> [EXERCISE REQUIREMENTS]
In the data below, find every line that has the string "NMLSR", and copy it.

┄┄┄┄┄┄┄┄┄┄┄┄┄┄┄┄┄┄┄┄

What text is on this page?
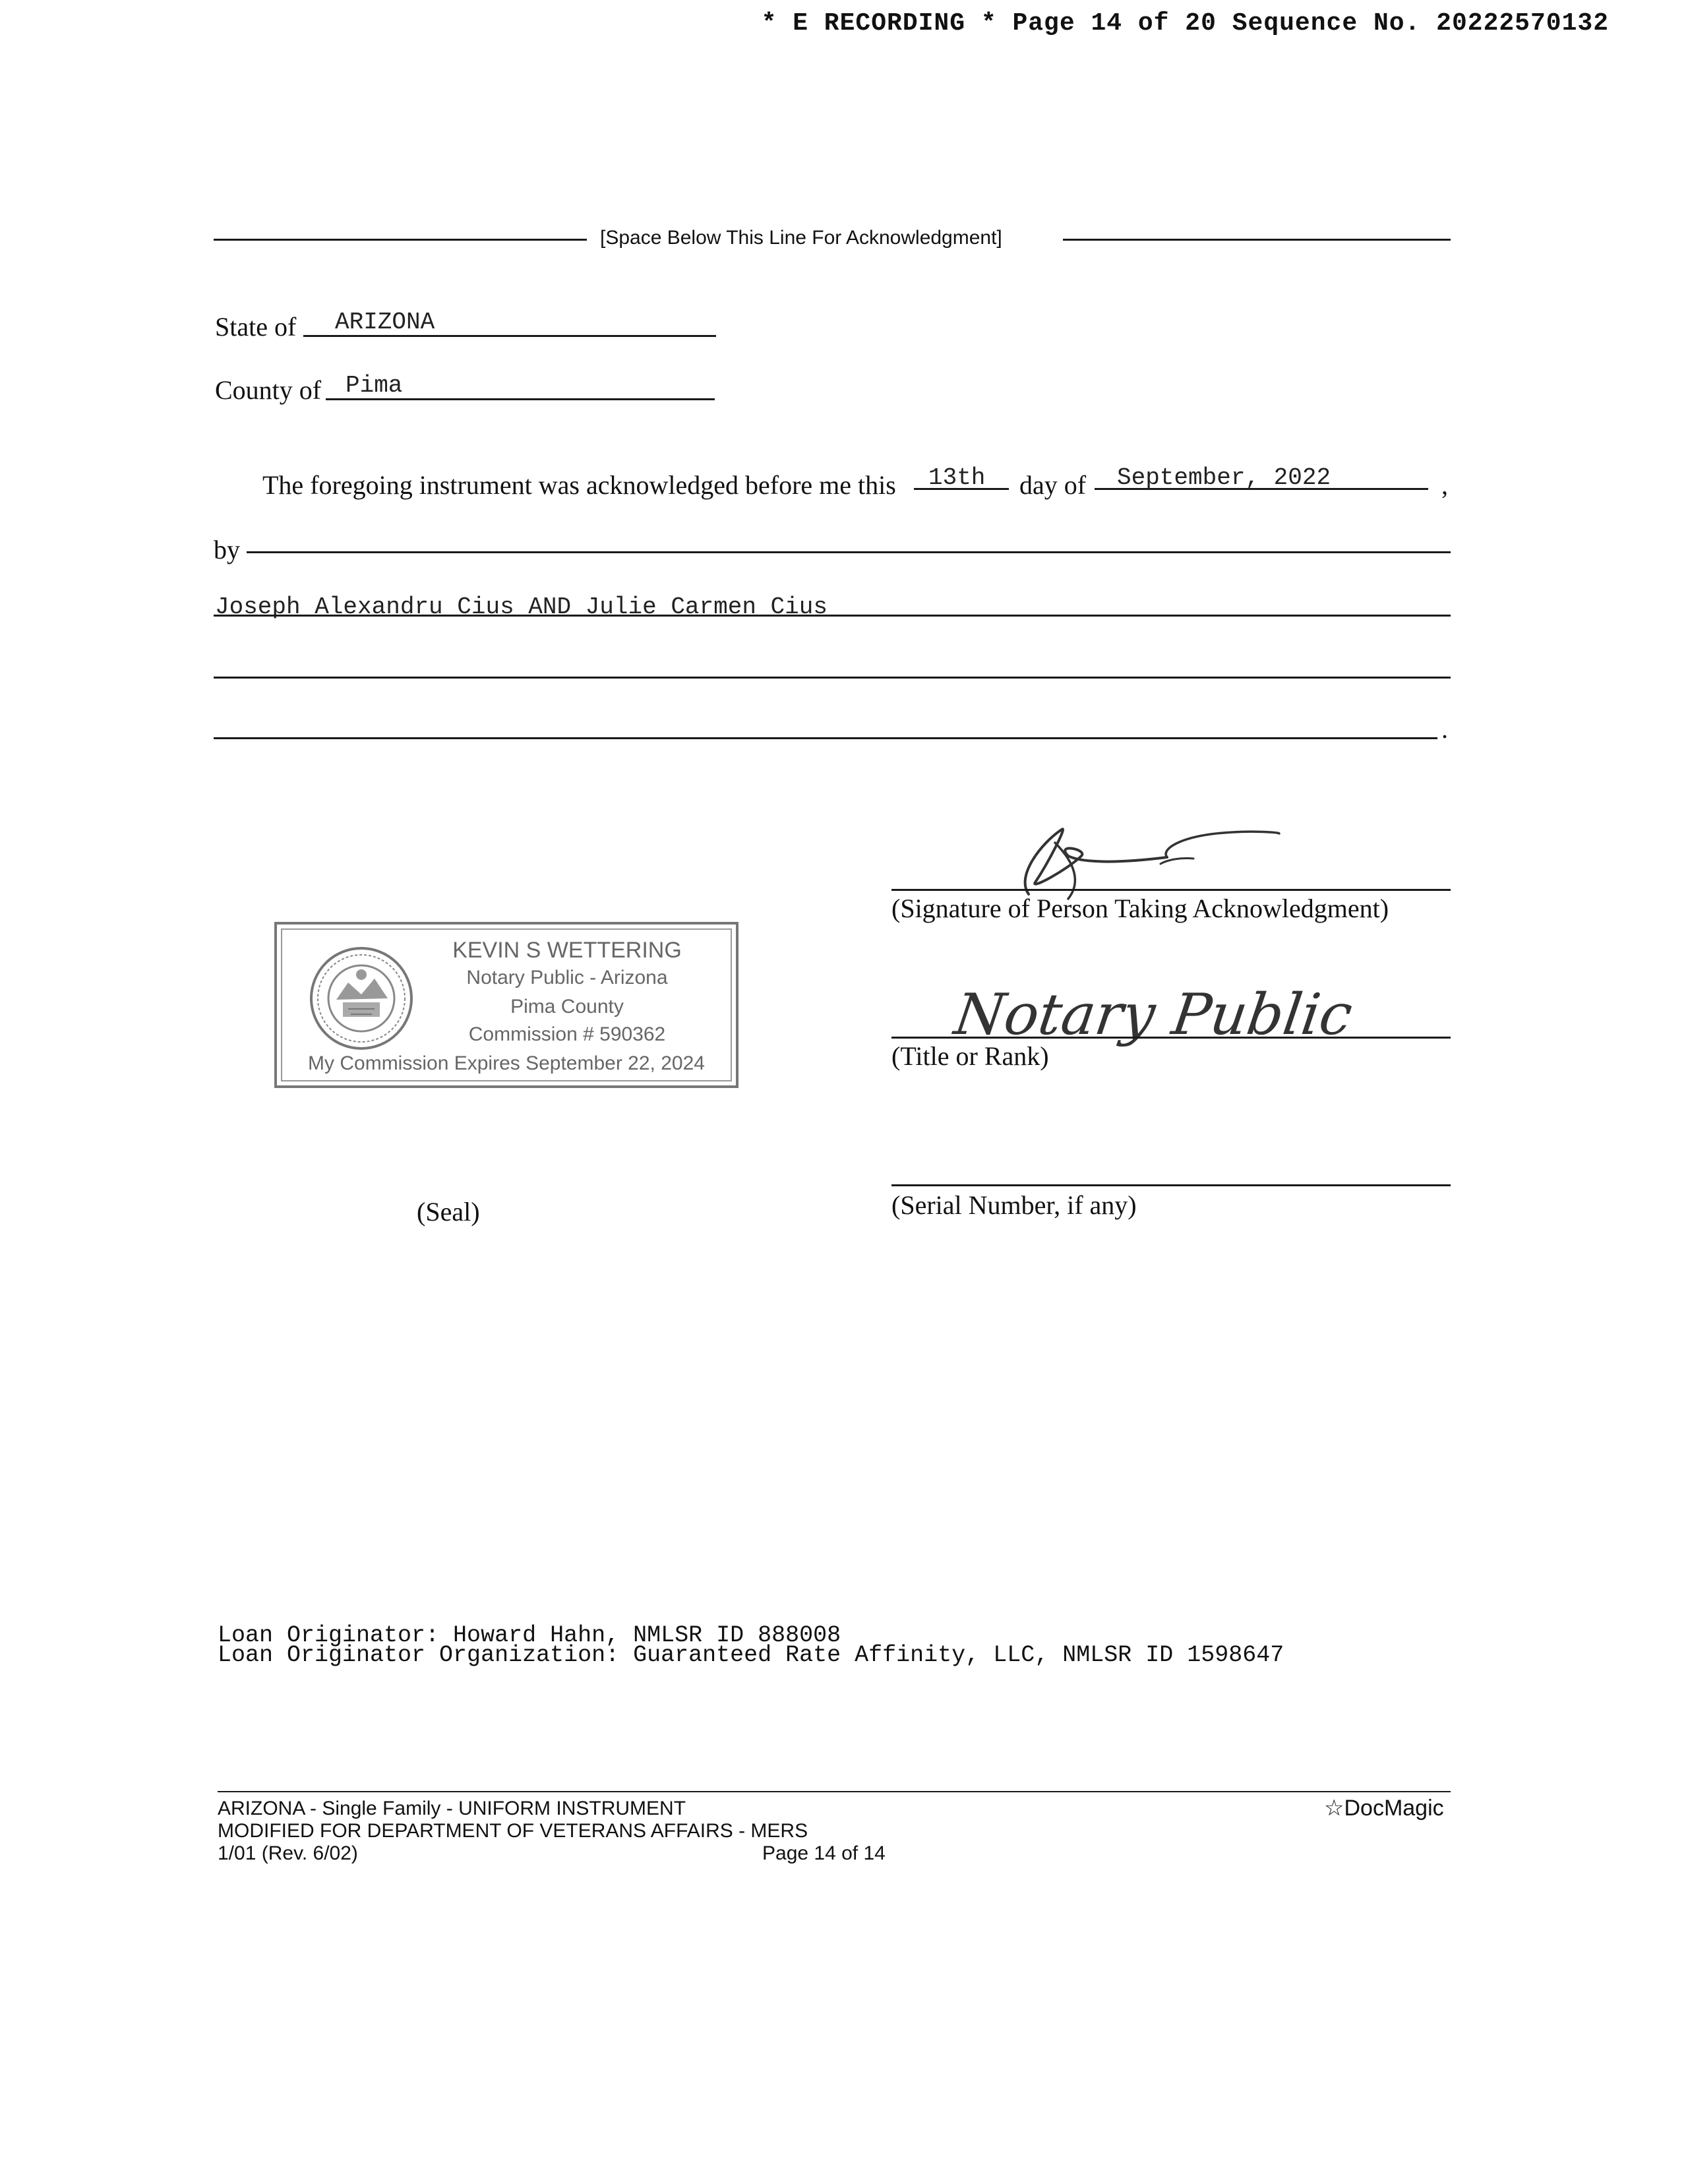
* E RECORDING * Page 14 of 20 Sequence No. 20222570132
[Space Below This Line For Acknowledgment]
State of ARIZONA
County of Pima
The foregoing instrument was acknowledged before me this 13th day of September, 2022	,
by
Joseph Alexandru Cius AND Julie Carmen Cius
.
(Signature of Person Taking Acknowledgment)
Notary Public
(Title or Rank)
(Serial Number, if any)
KEVIN S WETTERING
Notary Public - Arizona
Pima County
Commission # 590362
My Commission Expires September 22, 2024
(Seal)
Loan Originator: Howard Hahn, NMLSR ID 888008
Loan Originator Organization: Guaranteed Rate Affinity, LLC, NMLSR ID 1598647
ARIZONA - Single Family - UNIFORM INSTRUMENT
MODIFIED FOR DEPARTMENT OF VETERANS AFFAIRS - MERS
1/01 (Rev. 6/02)	Page 14 of 14
☆DocMagic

┄┄┄┄┄┄┄┄┄┄┄┄┄┄┄┄┄┄┄┄

> [ANSWER IN FULL]
Loan Originator: Howard Hahn, NMLSR ID 888008
Loan Originator Organization: Guaranteed Rate Affinity, LLC, NMLSR ID 1598647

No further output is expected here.